• **WHAT IS EXPECTED**:
Copy out each line of the listing that has the word "duration" in it.

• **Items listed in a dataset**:
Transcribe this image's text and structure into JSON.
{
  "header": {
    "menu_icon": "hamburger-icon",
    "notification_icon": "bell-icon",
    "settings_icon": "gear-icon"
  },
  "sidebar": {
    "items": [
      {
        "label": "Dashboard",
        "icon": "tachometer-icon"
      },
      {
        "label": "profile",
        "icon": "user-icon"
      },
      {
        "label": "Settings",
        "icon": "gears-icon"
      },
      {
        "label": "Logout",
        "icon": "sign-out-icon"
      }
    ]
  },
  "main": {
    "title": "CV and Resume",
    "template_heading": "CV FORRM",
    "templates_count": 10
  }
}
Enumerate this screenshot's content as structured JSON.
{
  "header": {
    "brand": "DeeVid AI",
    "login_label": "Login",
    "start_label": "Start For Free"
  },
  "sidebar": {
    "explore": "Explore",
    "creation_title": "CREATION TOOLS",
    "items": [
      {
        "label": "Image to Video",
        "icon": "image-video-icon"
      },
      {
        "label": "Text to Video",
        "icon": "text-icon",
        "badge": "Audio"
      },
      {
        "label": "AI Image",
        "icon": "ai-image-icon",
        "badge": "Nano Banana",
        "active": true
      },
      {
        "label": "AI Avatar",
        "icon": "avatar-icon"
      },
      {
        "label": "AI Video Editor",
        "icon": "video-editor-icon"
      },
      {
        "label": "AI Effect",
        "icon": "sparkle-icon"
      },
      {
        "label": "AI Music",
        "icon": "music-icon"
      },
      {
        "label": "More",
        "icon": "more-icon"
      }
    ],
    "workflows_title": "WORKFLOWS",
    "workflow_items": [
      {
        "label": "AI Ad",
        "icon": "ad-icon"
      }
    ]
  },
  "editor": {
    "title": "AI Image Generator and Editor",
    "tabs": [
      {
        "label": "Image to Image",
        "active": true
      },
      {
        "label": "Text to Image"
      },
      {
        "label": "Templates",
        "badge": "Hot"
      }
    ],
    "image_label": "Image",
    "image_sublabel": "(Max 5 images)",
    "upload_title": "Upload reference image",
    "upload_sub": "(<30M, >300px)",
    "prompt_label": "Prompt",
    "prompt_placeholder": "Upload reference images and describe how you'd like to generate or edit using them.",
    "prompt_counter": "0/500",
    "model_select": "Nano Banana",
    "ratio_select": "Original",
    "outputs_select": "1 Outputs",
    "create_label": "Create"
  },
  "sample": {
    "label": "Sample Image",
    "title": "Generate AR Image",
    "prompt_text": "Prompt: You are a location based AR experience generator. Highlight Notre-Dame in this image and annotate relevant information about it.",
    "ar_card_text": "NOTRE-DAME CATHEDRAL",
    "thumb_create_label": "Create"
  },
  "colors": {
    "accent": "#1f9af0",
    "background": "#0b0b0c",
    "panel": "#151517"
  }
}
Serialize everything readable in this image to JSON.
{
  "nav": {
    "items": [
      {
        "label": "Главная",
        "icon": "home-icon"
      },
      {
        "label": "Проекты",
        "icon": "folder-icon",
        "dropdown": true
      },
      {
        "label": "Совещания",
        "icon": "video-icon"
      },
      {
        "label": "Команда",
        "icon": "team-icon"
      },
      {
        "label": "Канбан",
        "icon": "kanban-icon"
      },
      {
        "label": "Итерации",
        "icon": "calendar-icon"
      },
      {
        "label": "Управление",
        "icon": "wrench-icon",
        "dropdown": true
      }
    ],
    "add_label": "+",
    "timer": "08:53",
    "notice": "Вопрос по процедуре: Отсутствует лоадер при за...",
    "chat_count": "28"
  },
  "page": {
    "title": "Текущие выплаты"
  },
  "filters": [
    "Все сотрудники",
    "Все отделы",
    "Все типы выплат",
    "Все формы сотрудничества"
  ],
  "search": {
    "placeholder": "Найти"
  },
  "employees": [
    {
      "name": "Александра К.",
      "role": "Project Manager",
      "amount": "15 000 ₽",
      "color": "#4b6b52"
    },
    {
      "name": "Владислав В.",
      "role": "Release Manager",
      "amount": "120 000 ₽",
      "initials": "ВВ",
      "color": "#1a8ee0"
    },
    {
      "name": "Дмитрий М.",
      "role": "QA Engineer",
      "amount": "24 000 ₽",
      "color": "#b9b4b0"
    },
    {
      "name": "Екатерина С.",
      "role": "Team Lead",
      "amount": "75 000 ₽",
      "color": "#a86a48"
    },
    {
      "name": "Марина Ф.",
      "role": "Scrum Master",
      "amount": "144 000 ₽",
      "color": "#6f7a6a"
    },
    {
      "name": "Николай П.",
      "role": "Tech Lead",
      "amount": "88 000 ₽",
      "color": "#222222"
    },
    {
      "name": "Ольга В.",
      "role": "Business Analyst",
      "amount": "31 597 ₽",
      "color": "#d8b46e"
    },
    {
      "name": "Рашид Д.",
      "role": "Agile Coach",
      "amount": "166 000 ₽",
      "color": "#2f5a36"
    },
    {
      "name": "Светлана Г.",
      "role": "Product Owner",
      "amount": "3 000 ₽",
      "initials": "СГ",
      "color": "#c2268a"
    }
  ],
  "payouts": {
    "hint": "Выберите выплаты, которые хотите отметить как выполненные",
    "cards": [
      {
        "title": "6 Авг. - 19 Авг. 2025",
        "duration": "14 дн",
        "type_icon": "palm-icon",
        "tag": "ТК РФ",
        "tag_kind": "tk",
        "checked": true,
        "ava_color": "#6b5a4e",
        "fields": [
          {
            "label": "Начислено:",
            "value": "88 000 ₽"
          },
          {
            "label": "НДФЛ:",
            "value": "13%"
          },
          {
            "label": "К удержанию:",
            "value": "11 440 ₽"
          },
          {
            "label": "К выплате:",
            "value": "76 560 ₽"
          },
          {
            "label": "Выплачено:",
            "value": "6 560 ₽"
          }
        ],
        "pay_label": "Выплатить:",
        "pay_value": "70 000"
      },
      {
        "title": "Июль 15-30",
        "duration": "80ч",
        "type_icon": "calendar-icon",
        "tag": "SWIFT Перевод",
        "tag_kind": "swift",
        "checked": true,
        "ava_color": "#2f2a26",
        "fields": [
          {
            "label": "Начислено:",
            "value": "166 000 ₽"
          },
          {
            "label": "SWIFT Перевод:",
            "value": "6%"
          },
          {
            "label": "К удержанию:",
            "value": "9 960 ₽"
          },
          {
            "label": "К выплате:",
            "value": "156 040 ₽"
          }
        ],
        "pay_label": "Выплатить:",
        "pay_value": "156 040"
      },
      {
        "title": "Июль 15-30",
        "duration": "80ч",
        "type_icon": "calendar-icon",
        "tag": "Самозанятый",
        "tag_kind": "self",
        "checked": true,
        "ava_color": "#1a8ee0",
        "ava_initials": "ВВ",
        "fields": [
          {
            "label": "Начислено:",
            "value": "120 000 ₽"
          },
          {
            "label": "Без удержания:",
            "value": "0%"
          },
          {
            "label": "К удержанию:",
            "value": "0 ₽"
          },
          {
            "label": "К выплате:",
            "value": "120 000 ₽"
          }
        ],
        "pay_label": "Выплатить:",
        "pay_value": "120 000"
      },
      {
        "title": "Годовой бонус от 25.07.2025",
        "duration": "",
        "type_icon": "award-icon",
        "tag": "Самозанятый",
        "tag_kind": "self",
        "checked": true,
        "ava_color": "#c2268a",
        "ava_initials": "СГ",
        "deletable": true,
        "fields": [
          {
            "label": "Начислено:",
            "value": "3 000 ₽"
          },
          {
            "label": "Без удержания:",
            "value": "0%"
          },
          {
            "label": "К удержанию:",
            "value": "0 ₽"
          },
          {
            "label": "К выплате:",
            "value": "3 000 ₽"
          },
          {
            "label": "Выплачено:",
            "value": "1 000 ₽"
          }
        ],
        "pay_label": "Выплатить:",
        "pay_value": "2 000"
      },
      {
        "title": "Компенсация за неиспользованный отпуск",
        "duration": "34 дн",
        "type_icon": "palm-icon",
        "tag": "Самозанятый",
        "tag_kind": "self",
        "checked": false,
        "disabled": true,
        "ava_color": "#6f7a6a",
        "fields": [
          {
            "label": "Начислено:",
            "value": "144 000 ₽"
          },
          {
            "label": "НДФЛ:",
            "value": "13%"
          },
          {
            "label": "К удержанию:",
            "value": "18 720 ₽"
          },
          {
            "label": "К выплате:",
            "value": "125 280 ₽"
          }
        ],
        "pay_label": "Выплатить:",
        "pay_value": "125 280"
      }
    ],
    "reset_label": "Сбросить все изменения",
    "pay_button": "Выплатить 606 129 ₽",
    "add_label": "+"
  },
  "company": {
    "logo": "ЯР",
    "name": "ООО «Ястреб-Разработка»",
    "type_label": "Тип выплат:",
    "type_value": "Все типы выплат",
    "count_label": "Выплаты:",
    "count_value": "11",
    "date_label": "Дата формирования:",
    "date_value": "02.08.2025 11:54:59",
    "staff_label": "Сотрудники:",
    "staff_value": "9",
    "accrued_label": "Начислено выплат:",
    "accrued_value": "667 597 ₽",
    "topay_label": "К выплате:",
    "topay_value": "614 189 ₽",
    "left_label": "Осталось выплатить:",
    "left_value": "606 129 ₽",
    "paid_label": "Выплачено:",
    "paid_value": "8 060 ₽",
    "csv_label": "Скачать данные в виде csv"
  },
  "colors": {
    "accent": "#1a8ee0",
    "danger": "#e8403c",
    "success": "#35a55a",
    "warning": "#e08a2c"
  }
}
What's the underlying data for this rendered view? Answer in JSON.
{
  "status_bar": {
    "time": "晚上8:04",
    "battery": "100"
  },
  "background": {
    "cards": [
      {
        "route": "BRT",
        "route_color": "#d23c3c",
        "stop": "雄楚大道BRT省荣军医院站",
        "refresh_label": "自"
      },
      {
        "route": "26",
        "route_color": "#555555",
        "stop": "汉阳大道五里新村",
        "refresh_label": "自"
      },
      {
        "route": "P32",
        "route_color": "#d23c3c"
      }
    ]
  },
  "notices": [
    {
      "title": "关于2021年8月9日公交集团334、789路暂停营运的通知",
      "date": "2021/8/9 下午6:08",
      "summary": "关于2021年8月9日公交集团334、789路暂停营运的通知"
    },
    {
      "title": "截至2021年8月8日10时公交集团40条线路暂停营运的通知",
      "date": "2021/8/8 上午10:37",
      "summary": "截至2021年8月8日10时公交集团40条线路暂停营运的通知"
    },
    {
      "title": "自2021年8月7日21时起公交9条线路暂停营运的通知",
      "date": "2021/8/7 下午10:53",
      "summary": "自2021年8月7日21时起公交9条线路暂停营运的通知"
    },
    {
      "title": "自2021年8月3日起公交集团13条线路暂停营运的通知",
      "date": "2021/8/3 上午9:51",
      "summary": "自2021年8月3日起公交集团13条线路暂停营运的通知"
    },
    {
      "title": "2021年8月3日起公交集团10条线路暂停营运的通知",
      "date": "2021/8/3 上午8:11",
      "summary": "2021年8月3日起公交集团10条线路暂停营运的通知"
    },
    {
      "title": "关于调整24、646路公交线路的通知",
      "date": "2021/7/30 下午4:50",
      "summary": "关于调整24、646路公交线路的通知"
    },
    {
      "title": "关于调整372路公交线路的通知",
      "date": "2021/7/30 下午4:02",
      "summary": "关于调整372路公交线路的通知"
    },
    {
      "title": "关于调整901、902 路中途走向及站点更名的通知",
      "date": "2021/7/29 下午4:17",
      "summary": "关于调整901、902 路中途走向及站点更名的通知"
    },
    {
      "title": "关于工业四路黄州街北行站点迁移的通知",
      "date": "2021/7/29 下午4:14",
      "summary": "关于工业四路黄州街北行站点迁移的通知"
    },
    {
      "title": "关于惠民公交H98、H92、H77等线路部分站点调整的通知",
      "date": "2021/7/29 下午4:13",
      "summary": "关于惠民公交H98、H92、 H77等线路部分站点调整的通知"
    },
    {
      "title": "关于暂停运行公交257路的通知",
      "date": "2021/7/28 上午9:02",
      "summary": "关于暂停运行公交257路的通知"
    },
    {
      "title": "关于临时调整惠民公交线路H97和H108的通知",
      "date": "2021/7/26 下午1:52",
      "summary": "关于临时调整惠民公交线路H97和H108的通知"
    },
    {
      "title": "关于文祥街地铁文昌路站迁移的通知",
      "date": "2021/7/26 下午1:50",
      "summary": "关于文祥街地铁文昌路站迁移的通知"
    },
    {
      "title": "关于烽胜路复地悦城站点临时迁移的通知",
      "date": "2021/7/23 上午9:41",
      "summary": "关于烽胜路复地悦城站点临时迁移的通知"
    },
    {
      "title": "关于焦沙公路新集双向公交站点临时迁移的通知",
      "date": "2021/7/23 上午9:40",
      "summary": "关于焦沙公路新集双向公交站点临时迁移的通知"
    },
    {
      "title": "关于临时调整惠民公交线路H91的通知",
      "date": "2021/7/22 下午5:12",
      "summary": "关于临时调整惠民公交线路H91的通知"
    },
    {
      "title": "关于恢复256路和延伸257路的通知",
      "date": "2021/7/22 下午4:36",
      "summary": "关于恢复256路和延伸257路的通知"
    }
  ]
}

• **PROBLEM SOLUTION**:
        "duration": "14 дн",
        "duration": "80ч",
        "duration": "80ч",
        "duration": "",
        "duration": "34 дн",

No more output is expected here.